Stored items =>

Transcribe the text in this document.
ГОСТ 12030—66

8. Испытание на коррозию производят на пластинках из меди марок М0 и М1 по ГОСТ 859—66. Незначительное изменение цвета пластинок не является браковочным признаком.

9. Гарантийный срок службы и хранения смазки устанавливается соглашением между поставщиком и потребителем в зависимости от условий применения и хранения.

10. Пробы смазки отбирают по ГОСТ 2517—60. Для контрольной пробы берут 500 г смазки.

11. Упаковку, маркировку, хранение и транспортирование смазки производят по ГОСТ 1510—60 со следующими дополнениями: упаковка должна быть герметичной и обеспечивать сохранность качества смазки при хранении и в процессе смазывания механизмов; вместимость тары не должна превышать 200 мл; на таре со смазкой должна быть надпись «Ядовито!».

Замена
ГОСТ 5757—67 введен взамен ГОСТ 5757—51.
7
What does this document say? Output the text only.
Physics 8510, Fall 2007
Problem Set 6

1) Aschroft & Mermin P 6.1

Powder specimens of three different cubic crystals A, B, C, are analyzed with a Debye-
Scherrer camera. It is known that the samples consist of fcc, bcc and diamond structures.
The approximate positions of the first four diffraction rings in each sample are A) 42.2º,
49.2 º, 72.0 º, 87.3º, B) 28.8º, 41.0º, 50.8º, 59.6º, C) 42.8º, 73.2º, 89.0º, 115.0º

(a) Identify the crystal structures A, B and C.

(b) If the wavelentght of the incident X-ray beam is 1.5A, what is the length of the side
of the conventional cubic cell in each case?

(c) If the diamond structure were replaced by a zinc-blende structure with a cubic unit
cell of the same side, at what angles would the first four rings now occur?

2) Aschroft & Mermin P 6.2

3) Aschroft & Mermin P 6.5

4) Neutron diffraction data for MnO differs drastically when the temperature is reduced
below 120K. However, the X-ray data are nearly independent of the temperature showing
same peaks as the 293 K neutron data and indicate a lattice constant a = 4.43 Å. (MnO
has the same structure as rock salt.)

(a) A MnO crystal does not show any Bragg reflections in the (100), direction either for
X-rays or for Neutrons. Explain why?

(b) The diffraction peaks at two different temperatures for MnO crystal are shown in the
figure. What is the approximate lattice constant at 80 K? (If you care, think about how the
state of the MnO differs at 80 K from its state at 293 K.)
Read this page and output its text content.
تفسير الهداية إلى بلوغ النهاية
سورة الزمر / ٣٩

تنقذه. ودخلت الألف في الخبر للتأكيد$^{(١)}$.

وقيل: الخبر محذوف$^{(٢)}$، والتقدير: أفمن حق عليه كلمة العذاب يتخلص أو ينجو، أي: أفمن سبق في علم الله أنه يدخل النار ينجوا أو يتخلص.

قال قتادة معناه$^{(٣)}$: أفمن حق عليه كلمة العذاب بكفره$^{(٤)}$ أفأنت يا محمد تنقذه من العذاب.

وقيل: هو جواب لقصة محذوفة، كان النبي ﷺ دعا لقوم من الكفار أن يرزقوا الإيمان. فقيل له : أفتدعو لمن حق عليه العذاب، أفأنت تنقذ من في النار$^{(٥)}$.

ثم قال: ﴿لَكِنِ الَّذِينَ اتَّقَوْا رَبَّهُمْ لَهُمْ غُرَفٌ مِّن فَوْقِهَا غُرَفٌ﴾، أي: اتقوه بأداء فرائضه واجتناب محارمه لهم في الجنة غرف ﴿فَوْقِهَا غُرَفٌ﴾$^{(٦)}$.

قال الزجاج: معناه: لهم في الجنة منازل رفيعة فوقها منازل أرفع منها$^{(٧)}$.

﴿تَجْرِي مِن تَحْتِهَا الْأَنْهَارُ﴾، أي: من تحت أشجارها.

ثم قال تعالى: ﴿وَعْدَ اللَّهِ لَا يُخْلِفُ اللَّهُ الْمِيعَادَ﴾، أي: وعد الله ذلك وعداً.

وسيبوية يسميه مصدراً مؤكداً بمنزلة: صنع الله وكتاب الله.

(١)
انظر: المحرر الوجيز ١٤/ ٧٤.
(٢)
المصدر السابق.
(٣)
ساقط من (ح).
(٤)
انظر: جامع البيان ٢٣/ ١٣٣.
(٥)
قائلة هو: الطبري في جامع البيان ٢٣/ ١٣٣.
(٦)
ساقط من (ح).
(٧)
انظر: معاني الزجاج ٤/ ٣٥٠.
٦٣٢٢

Stated task => Reproduce every record above exactly as it appears.

Worked solution =>
Transcribe the text in this document.
ГОСТ 12030—66

8. Испытание на коррозию производят на пластинках из меди марок М0 и М1 по ГОСТ 859—66. Незначительное изменение цвета пластинок не является браковочным признаком.

9. Гарантийный срок службы и хранения смазки устанавливается соглашением между поставщиком и потребителем в зависимости от условий применения и хранения.

10. Пробы смазки отбирают по ГОСТ 2517—60. Для контрольной пробы берут 500 г смазки.

11. Упаковку, маркировку, хранение и транспортирование смазки производят по ГОСТ 1510—60 со следующими дополнениями: упаковка должна быть герметичной и обеспечивать сохранность качества смазки при хранении и в процессе смазывания механизмов; вместимость тары не должна превышать 200 мл; на таре со смазкой должна быть надпись «Ядовито!».

Замена
ГОСТ 5757—67 введен взамен ГОСТ 5757—51.
7
What does this document say? Output the text only.
Physics 8510, Fall 2007
Problem Set 6

1) Aschroft & Mermin P 6.1

Powder specimens of three different cubic crystals A, B, C, are analyzed with a Debye-
Scherrer camera. It is known that the samples consist of fcc, bcc and diamond structures.
The approximate positions of the first four diffraction rings in each sample are A) 42.2º,
49.2 º, 72.0 º, 87.3º, B) 28.8º, 41.0º, 50.8º, 59.6º, C) 42.8º, 73.2º, 89.0º, 115.0º

(a) Identify the crystal structures A, B and C.

(b) If the wavelentght of the incident X-ray beam is 1.5A, what is the length of the side
of the conventional cubic cell in each case?

(c) If the diamond structure were replaced by a zinc-blende structure with a cubic unit
cell of the same side, at what angles would the first four rings now occur?

2) Aschroft & Mermin P 6.2

3) Aschroft & Mermin P 6.5

4) Neutron diffraction data for MnO differs drastically when the temperature is reduced
below 120K. However, the X-ray data are nearly independent of the temperature showing
same peaks as the 293 K neutron data and indicate a lattice constant a = 4.43 Å. (MnO
has the same structure as rock salt.)

(a) A MnO crystal does not show any Bragg reflections in the (100), direction either for
X-rays or for Neutrons. Explain why?

(b) The diffraction peaks at two different temperatures for MnO crystal are shown in the
figure. What is the approximate lattice constant at 80 K? (If you care, think about how the
state of the MnO differs at 80 K from its state at 293 K.)
Read this page and output its text content.
تفسير الهداية إلى بلوغ النهاية
سورة الزمر / ٣٩

تنقذه. ودخلت الألف في الخبر للتأكيد$^{(١)}$.

وقيل: الخبر محذوف$^{(٢)}$، والتقدير: أفمن حق عليه كلمة العذاب يتخلص أو ينجو، أي: أفمن سبق في علم الله أنه يدخل النار ينجوا أو يتخلص.

قال قتادة معناه$^{(٣)}$: أفمن حق عليه كلمة العذاب بكفره$^{(٤)}$ أفأنت يا محمد تنقذه من العذاب.

وقيل: هو جواب لقصة محذوفة، كان النبي ﷺ دعا لقوم من الكفار أن يرزقوا الإيمان. فقيل له : أفتدعو لمن حق عليه العذاب، أفأنت تنقذ من في النار$^{(٥)}$.

ثم قال: ﴿لَكِنِ الَّذِينَ اتَّقَوْا رَبَّهُمْ لَهُمْ غُرَفٌ مِّن فَوْقِهَا غُرَفٌ﴾، أي: اتقوه بأداء فرائضه واجتناب محارمه لهم في الجنة غرف ﴿فَوْقِهَا غُرَفٌ﴾$^{(٦)}$.

قال الزجاج: معناه: لهم في الجنة منازل رفيعة فوقها منازل أرفع منها$^{(٧)}$.

﴿تَجْرِي مِن تَحْتِهَا الْأَنْهَارُ﴾، أي: من تحت أشجارها.

ثم قال تعالى: ﴿وَعْدَ اللَّهِ لَا يُخْلِفُ اللَّهُ الْمِيعَادَ﴾، أي: وعد الله ذلك وعداً.

وسيبوية يسميه مصدراً مؤكداً بمنزلة: صنع الله وكتاب الله.

(١)
انظر: المحرر الوجيز ١٤/ ٧٤.
(٢)
المصدر السابق.
(٣)
ساقط من (ح).
(٤)
انظر: جامع البيان ٢٣/ ١٣٣.
(٥)
قائلة هو: الطبري في جامع البيان ٢٣/ ١٣٣.
(٦)
ساقط من (ح).
(٧)
انظر: معاني الزجاج ٤/ ٣٥٠.
٦٣٢٢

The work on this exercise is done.